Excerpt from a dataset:

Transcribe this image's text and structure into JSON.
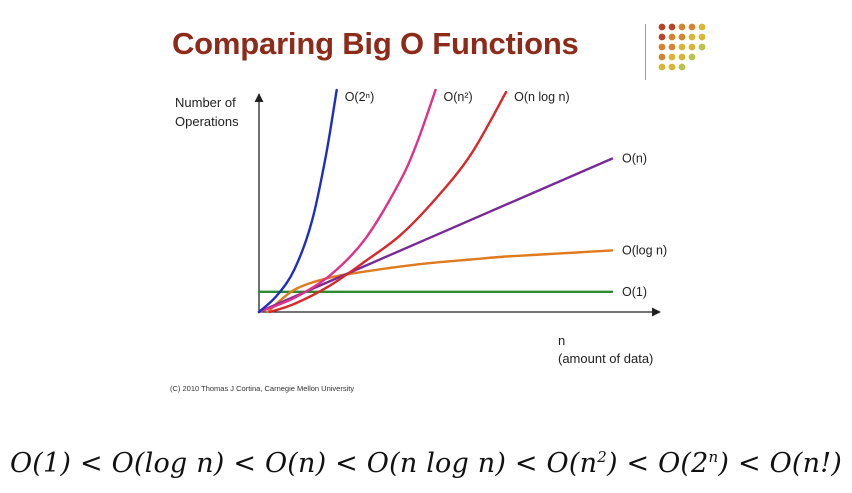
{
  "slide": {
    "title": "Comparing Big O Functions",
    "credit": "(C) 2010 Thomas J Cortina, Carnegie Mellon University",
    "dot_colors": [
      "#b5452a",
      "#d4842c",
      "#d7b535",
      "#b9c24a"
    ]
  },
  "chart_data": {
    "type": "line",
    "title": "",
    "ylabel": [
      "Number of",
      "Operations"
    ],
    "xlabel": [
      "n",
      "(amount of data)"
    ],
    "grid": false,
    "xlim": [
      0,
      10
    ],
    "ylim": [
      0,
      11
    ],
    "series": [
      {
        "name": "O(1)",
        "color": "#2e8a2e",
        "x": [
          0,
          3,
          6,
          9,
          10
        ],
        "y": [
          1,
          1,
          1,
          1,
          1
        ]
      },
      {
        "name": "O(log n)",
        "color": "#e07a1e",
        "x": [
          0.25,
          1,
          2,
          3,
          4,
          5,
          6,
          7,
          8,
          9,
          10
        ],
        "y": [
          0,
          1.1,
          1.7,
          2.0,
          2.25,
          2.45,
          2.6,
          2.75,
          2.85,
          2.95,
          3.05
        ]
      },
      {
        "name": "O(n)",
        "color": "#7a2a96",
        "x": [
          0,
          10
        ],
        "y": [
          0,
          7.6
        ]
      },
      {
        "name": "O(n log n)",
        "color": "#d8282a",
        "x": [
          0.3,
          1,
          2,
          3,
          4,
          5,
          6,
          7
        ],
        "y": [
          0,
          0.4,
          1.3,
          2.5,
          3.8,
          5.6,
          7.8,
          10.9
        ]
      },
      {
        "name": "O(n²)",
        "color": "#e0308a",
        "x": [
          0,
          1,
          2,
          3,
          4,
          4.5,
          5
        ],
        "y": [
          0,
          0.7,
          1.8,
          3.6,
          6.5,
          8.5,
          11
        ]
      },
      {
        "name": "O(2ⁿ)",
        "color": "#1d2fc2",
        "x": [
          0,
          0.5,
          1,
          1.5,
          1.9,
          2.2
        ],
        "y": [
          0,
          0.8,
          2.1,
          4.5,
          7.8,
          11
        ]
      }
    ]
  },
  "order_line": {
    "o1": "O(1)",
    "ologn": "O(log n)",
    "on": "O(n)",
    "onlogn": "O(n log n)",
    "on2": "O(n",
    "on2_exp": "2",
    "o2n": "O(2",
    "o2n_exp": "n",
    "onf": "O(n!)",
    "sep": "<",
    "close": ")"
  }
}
* * *
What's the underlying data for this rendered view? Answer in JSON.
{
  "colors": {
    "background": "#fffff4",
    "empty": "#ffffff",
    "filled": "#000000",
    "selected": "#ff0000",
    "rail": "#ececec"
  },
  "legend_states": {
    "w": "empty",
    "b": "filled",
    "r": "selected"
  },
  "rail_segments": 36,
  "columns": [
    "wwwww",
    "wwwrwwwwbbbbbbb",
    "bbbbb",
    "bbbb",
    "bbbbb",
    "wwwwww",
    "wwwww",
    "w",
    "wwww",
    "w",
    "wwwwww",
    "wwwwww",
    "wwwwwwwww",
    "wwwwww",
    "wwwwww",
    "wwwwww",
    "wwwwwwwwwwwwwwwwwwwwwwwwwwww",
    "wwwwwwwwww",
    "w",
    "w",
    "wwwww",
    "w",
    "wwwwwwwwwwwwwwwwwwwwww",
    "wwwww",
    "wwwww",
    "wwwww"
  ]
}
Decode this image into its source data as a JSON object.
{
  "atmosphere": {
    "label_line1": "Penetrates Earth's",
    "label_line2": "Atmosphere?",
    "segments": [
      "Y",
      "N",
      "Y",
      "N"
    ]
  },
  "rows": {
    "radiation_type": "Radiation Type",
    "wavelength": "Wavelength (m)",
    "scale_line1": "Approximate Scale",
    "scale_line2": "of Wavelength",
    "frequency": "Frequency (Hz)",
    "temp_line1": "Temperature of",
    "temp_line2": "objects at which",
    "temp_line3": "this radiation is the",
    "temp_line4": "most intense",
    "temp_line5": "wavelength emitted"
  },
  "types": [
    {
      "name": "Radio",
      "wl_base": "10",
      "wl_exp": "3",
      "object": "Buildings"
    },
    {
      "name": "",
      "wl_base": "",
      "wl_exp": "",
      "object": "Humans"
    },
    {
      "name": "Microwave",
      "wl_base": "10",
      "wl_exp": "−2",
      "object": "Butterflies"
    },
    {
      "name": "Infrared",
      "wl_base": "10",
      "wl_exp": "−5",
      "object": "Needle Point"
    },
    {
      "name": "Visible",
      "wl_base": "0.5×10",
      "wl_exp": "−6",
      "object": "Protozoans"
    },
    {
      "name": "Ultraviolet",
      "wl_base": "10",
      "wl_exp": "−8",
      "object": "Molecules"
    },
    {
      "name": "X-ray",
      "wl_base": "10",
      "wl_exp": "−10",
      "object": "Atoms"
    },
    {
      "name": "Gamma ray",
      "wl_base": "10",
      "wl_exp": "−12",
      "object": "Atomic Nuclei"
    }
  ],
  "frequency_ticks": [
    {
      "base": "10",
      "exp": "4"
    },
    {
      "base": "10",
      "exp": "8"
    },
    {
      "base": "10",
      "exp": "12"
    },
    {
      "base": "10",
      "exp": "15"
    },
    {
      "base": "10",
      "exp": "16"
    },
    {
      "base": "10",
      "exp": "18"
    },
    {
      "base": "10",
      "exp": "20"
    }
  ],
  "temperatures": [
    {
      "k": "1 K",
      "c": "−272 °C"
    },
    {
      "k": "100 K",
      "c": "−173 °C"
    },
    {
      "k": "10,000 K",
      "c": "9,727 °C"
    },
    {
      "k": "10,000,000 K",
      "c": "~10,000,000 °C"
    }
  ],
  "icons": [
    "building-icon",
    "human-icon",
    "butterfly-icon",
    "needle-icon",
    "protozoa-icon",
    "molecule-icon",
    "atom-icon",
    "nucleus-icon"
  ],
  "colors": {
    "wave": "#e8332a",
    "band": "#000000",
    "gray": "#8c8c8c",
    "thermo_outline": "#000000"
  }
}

* Aim of the task: Using the data above, copy each line that contains "title".

* Correct response:
    "title": "Comparing Big O Functions",
    "title": "",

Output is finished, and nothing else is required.